▼

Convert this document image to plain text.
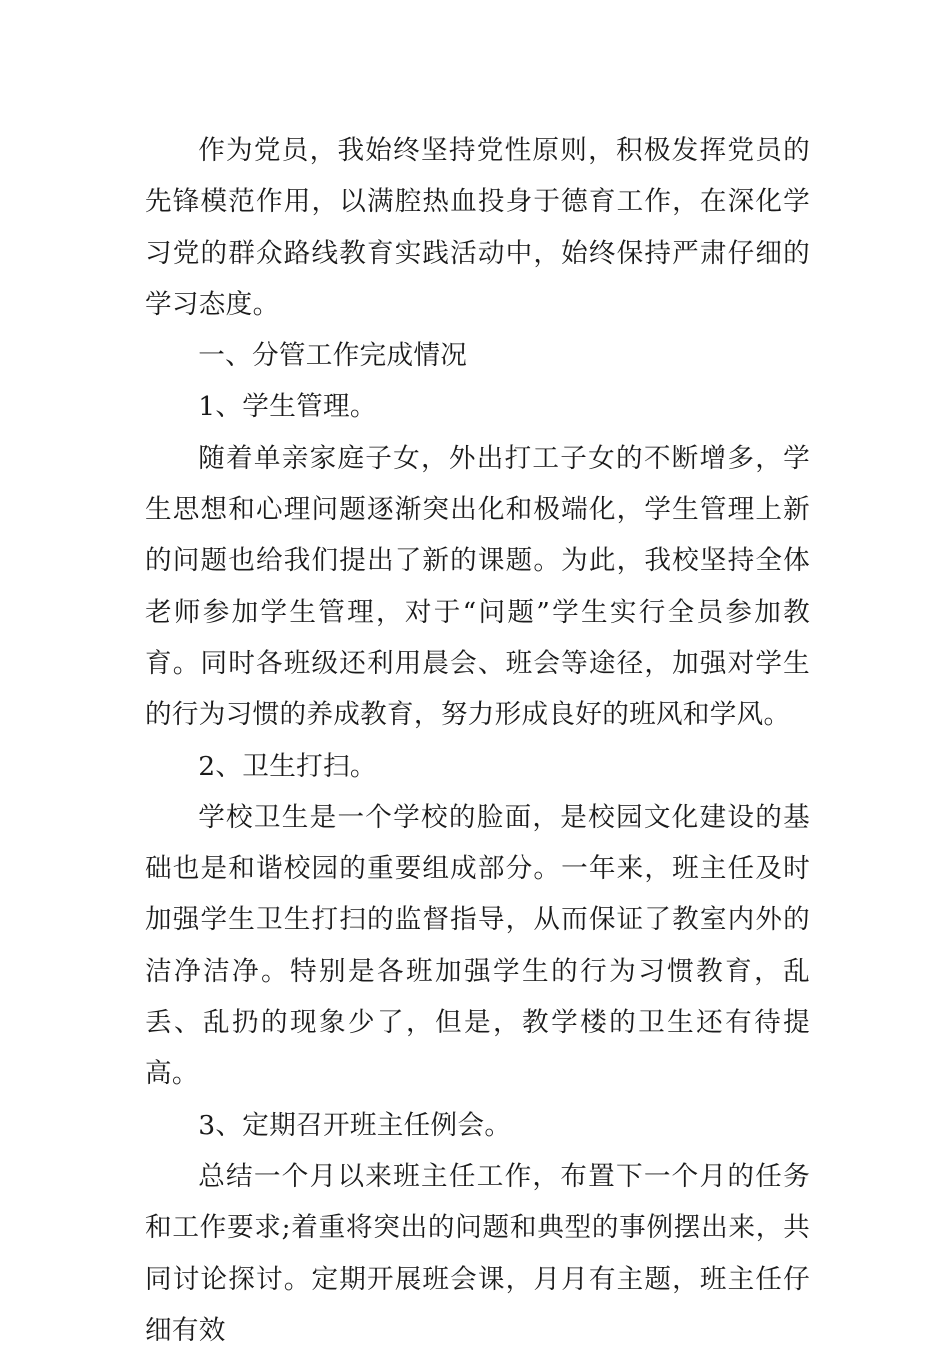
作为党员，我始终坚持党性原则，积极发挥党员的先锋模范作用，以满腔热血投身于德育工作，在深化学习党的群众路线教育实践活动中，始终保持严肃仔细的学习态度。

一、分管工作完成情况

1、学生管理。

随着单亲家庭子女，外出打工子女的不断增多，学生思想和心理问题逐渐突出化和极端化，学生管理上新的问题也给我们提出了新的课题。为此，我校坚持全体老师参加学生管理，对于“问题”学生实行全员参加教育。同时各班级还利用晨会、班会等途径，加强对学生的行为习惯的养成教育，努力形成良好的班风和学风。

2、卫生打扫。

学校卫生是一个学校的脸面，是校园文化建设的基础也是和谐校园的重要组成部分。一年来，班主任及时加强学生卫生打扫的监督指导，从而保证了教室内外的洁净洁净。特别是各班加强学生的行为习惯教育，乱丢、乱扔的现象少了，但是，教学楼的卫生还有待提高。

3、定期召开班主任例会。

总结一个月以来班主任工作，布置下一个月的任务和工作要求;着重将突出的问题和典型的事例摆出来，共同讨论探讨。定期开展班会课，月月有主题，班主任仔细有效
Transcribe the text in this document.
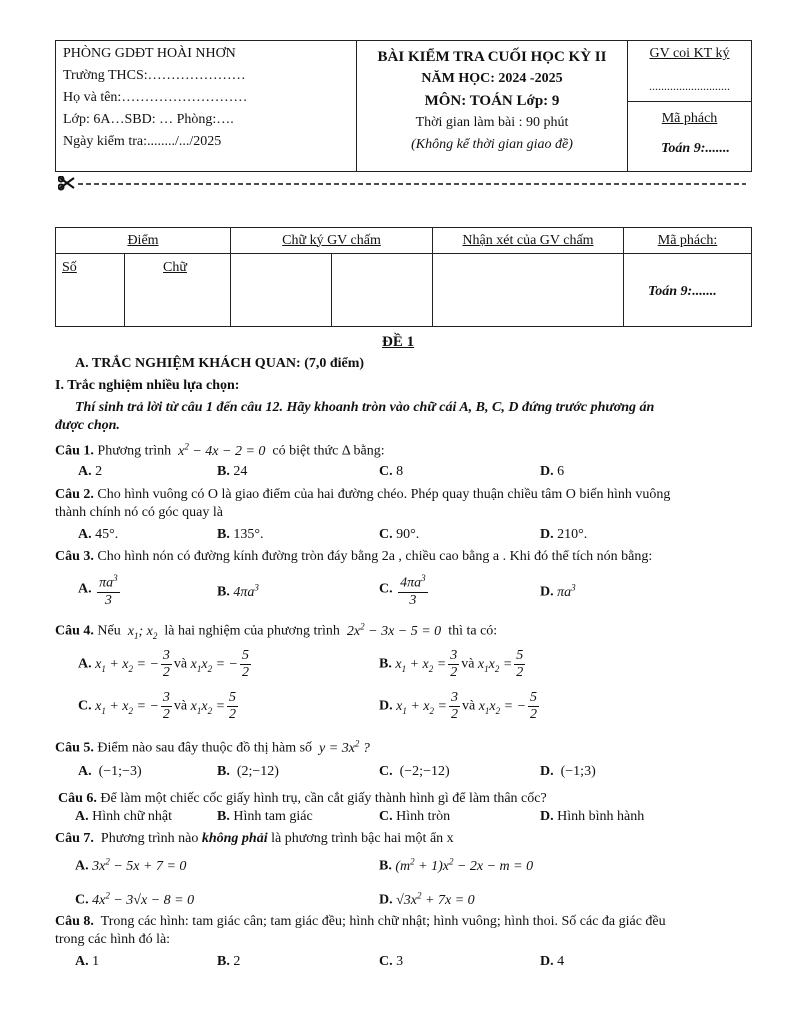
PHÒNG GDĐT HOÀI NHƠN
Trường THCS:…………………
Họ và tên:………………………
Lớp: 6A…SBD: … Phòng:….
Ngày kiểm tra:......../.../2025

BÀI KIỂM TRA CUỐI HỌC KỲ II
NĂM HỌC: 2024 -2025
MÔN: TOÁN Lớp: 9
Thời gian làm bài : 90 phút
(Không kể thời gian giao đề)

GV coi KT ký
...........................

Mã phách
Toán 9:.......
Điểm		Chữ ký GV chấm		Nhận xét của GV chấm	Mã phách:

Số	Chữ				Toán 9:.......
ĐỀ 1
A. TRẮC NGHIỆM KHÁCH QUAN: (7,0 điểm)
I. Trắc nghiệm nhiều lựa chọn:
Thí sinh trả lời từ câu 1 đến câu 12. Hãy khoanh tròn vào chữ cái A, B, C, D đứng trước phương án
được chọn.
Câu 1. Phương trình  $x^2 - 4x - 2 = 0$  có biệt thức Δ bằng:
A. 2	B. 24	C. 8	D. 6
Câu 2. Cho hình vuông có O là giao điểm của hai đường chéo. Phép quay thuận chiều tâm O biến hình vuông
thành chính nó có góc quay là
A. 45°.	B. 135°.	C. 90°.	D. 210°.
Câu 3. Cho hình nón có đường kính đường tròn đáy bằng 2a , chiều cao bằng a . Khi đó thể tích nón bằng:
A. $\frac{\pi a^3}{3}$	B. $4\pi a^3$	C. $\frac{4\pi a^3}{3}$	D. $\pi a^3$
Câu 4. Nếu  $x_1$; $x_2$ là hai nghiệm của phương trình  $2x^2 - 3x - 5 = 0$  thì ta có:
A. $x_1 + x_2$ = − $\frac{3}{2}$ và $x_1x_2$ = − $\frac{5}{2}$	B. $x_1 + x_2 = \frac{3}{2}$ và $x_1x_2 = \frac{5}{2}$
C. $x_1 + x_2$ = − $\frac{3}{2}$ và $x_1x_2 = \frac{5}{2}$	D. $x_1 + x_2 = \frac{3}{2}$ và $x_1x_2$ = − $\frac{5}{2}$
Câu 5. Điểm nào sau đây thuộc đồ thị hàm số  $y = 3x^2$ ?
A. (−1;−3)	B. (2;−12)	C. (−2;−12)	D. (−1;3)
Câu 6. Để làm một chiếc cốc giấy hình trụ, cần cắt giấy thành hình gì để làm thân cốc?
A. Hình chữ nhật	B. Hình tam giác	C. Hình tròn	D. Hình bình hành
Câu 7. Phương trình nào không phải là phương trình bậc hai một ẩn x
A. $3x^2 - 5x + 7 = 0$	B. $(m^2 + 1)x^2 - 2x - m = 0$
C. $4x^2 - 3√x - 8 = 0$	D. $√3x^2 + 7x = 0$
Câu 8. Trong các hình: tam giác cân; tam giác đều; hình chữ nhật; hình vuông; hình thoi. Số các đa giác đều
trong các hình đó là:
A. 1	B. 2	C. 3	D. 4
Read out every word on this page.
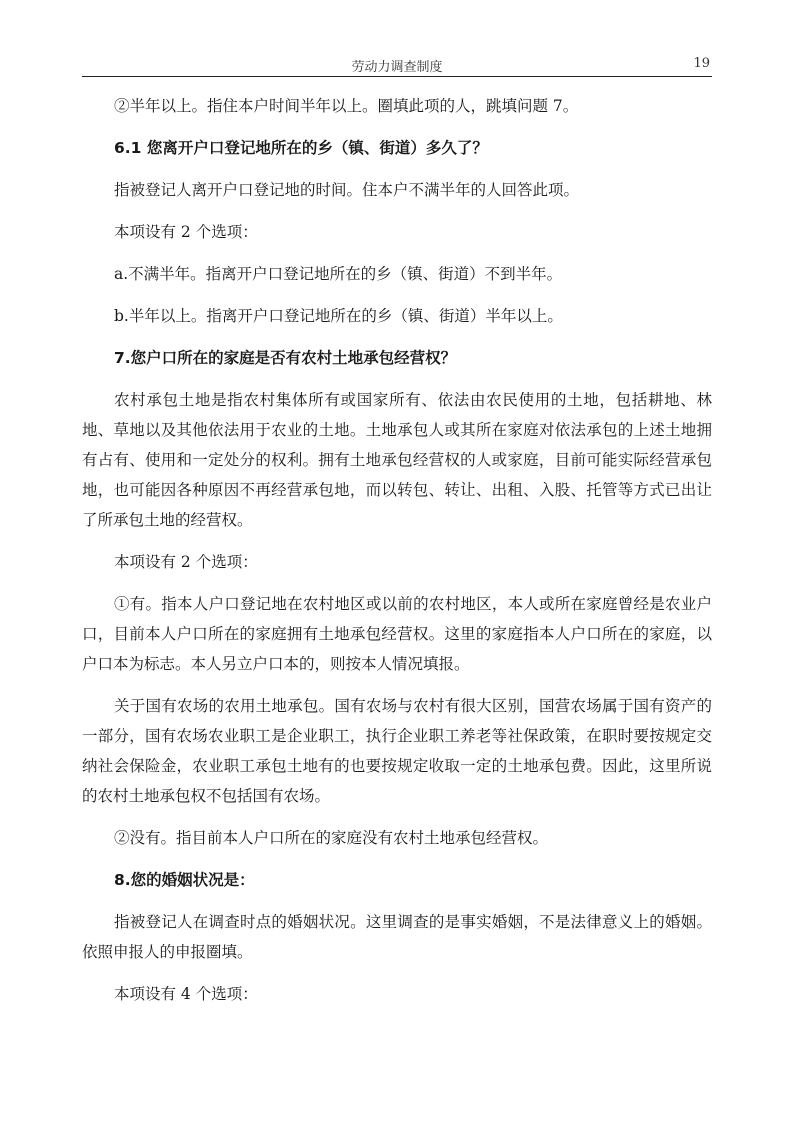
劳动力调查制度	19

②半年以上。指住本户时间半年以上。圈填此项的人，跳填问题 7。

6.1 您离开户口登记地所在的乡（镇、街道）多久了？

指被登记人离开户口登记地的时间。住本户不满半年的人回答此项。

本项设有 2 个选项：

a.不满半年。指离开户口登记地所在的乡（镇、街道）不到半年。

b.半年以上。指离开户口登记地所在的乡（镇、街道）半年以上。

7.您户口所在的家庭是否有农村土地承包经营权？

农村承包土地是指农村集体所有或国家所有、依法由农民使用的土地，包括耕地、林地、草地以及其他依法用于农业的土地。土地承包人或其所在家庭对依法承包的上述土地拥有占有、使用和一定处分的权利。拥有土地承包经营权的人或家庭，目前可能实际经营承包地，也可能因各种原因不再经营承包地，而以转包、转让、出租、入股、托管等方式已出让了所承包土地的经营权。

本项设有 2 个选项：

①有。指本人户口登记地在农村地区或以前的农村地区，本人或所在家庭曾经是农业户口，目前本人户口所在的家庭拥有土地承包经营权。这里的家庭指本人户口所在的家庭，以户口本为标志。本人另立户口本的，则按本人情况填报。

关于国有农场的农用土地承包。国有农场与农村有很大区别，国营农场属于国有资产的一部分，国有农场农业职工是企业职工，执行企业职工养老等社保政策，在职时要按规定交纳社会保险金，农业职工承包土地有的也要按规定收取一定的土地承包费。因此，这里所说的农村土地承包权不包括国有农场。

②没有。指目前本人户口所在的家庭没有农村土地承包经营权。

8.您的婚姻状况是：

指被登记人在调查时点的婚姻状况。这里调查的是事实婚姻，不是法律意义上的婚姻。依照申报人的申报圈填。

本项设有 4 个选项：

▲

**EXERCISE DIRECTIONS**
Reproduce the material above in full, exactly, with no images.

**WORKED ANSWER**
Convert this document image to plain text.
作为党员，我始终坚持党性原则，积极发挥党员的先锋模范作用，以满腔热血投身于德育工作，在深化学习党的群众路线教育实践活动中，始终保持严肃仔细的学习态度。

一、分管工作完成情况

1、学生管理。

随着单亲家庭子女，外出打工子女的不断增多，学生思想和心理问题逐渐突出化和极端化，学生管理上新的问题也给我们提出了新的课题。为此，我校坚持全体老师参加学生管理，对于“问题”学生实行全员参加教育。同时各班级还利用晨会、班会等途径，加强对学生的行为习惯的养成教育，努力形成良好的班风和学风。

2、卫生打扫。

学校卫生是一个学校的脸面，是校园文化建设的基础也是和谐校园的重要组成部分。一年来，班主任及时加强学生卫生打扫的监督指导，从而保证了教室内外的洁净洁净。特别是各班加强学生的行为习惯教育，乱丢、乱扔的现象少了，但是，教学楼的卫生还有待提高。

3、定期召开班主任例会。

总结一个月以来班主任工作，布置下一个月的任务和工作要求;着重将突出的问题和典型的事例摆出来，共同讨论探讨。定期开展班会课，月月有主题，班主任仔细有效
Transcribe the text in this document.
PHÒNG GDĐT HOÀI NHƠN
Trường THCS:…………………
Họ và tên:………………………
Lớp: 6A…SBD: … Phòng:….
Ngày kiểm tra:......../.../2025

BÀI KIỂM TRA CUỐI HỌC KỲ II
NĂM HỌC: 2024 -2025
MÔN: TOÁN Lớp: 9
Thời gian làm bài : 90 phút
(Không kể thời gian giao đề)

GV coi KT ký
...........................

Mã phách
Toán 9:.......
Điểm		Chữ ký GV chấm		Nhận xét của GV chấm	Mã phách:

Số	Chữ				Toán 9:.......
ĐỀ 1
A. TRẮC NGHIỆM KHÁCH QUAN: (7,0 điểm)
I. Trắc nghiệm nhiều lựa chọn:
Thí sinh trả lời từ câu 1 đến câu 12. Hãy khoanh tròn vào chữ cái A, B, C, D đứng trước phương án
được chọn.
Câu 1. Phương trình  $x^2 - 4x - 2 = 0$  có biệt thức Δ bằng:
A. 2	B. 24	C. 8	D. 6
Câu 2. Cho hình vuông có O là giao điểm của hai đường chéo. Phép quay thuận chiều tâm O biến hình vuông
thành chính nó có góc quay là
A. 45°.	B. 135°.	C. 90°.	D. 210°.
Câu 3. Cho hình nón có đường kính đường tròn đáy bằng 2a , chiều cao bằng a . Khi đó thể tích nón bằng:
A. $\frac{\pi a^3}{3}$	B. $4\pi a^3$	C. $\frac{4\pi a^3}{3}$	D. $\pi a^3$
Câu 4. Nếu  $x_1$; $x_2$ là hai nghiệm của phương trình  $2x^2 - 3x - 5 = 0$  thì ta có:
A. $x_1 + x_2$ = − $\frac{3}{2}$ và $x_1x_2$ = − $\frac{5}{2}$	B. $x_1 + x_2 = \frac{3}{2}$ và $x_1x_2 = \frac{5}{2}$
C. $x_1 + x_2$ = − $\frac{3}{2}$ và $x_1x_2 = \frac{5}{2}$	D. $x_1 + x_2 = \frac{3}{2}$ và $x_1x_2$ = − $\frac{5}{2}$
Câu 5. Điểm nào sau đây thuộc đồ thị hàm số  $y = 3x^2$ ?
A. (−1;−3)	B. (2;−12)	C. (−2;−12)	D. (−1;3)
Câu 6. Để làm một chiếc cốc giấy hình trụ, cần cắt giấy thành hình gì để làm thân cốc?
A. Hình chữ nhật	B. Hình tam giác	C. Hình tròn	D. Hình bình hành
Câu 7. Phương trình nào không phải là phương trình bậc hai một ẩn x
A. $3x^2 - 5x + 7 = 0$	B. $(m^2 + 1)x^2 - 2x - m = 0$
C. $4x^2 - 3√x - 8 = 0$	D. $√3x^2 + 7x = 0$
Câu 8. Trong các hình: tam giác cân; tam giác đều; hình chữ nhật; hình vuông; hình thoi. Số các đa giác đều
trong các hình đó là:
A. 1	B. 2	C. 3	D. 4
Read out every word on this page.
劳动力调查制度	19

②半年以上。指住本户时间半年以上。圈填此项的人，跳填问题 7。

6.1 您离开户口登记地所在的乡（镇、街道）多久了？

指被登记人离开户口登记地的时间。住本户不满半年的人回答此项。

本项设有 2 个选项：

a.不满半年。指离开户口登记地所在的乡（镇、街道）不到半年。

b.半年以上。指离开户口登记地所在的乡（镇、街道）半年以上。

7.您户口所在的家庭是否有农村土地承包经营权？

农村承包土地是指农村集体所有或国家所有、依法由农民使用的土地，包括耕地、林地、草地以及其他依法用于农业的土地。土地承包人或其所在家庭对依法承包的上述土地拥有占有、使用和一定处分的权利。拥有土地承包经营权的人或家庭，目前可能实际经营承包地，也可能因各种原因不再经营承包地，而以转包、转让、出租、入股、托管等方式已出让了所承包土地的经营权。

本项设有 2 个选项：

①有。指本人户口登记地在农村地区或以前的农村地区，本人或所在家庭曾经是农业户口，目前本人户口所在的家庭拥有土地承包经营权。这里的家庭指本人户口所在的家庭，以户口本为标志。本人另立户口本的，则按本人情况填报。

关于国有农场的农用土地承包。国有农场与农村有很大区别，国营农场属于国有资产的一部分，国有农场农业职工是企业职工，执行企业职工养老等社保政策，在职时要按规定交纳社会保险金，农业职工承包土地有的也要按规定收取一定的土地承包费。因此，这里所说的农村土地承包权不包括国有农场。

②没有。指目前本人户口所在的家庭没有农村土地承包经营权。

8.您的婚姻状况是：

指被登记人在调查时点的婚姻状况。这里调查的是事实婚姻，不是法律意义上的婚姻。依照申报人的申报圈填。

本项设有 4 个选项：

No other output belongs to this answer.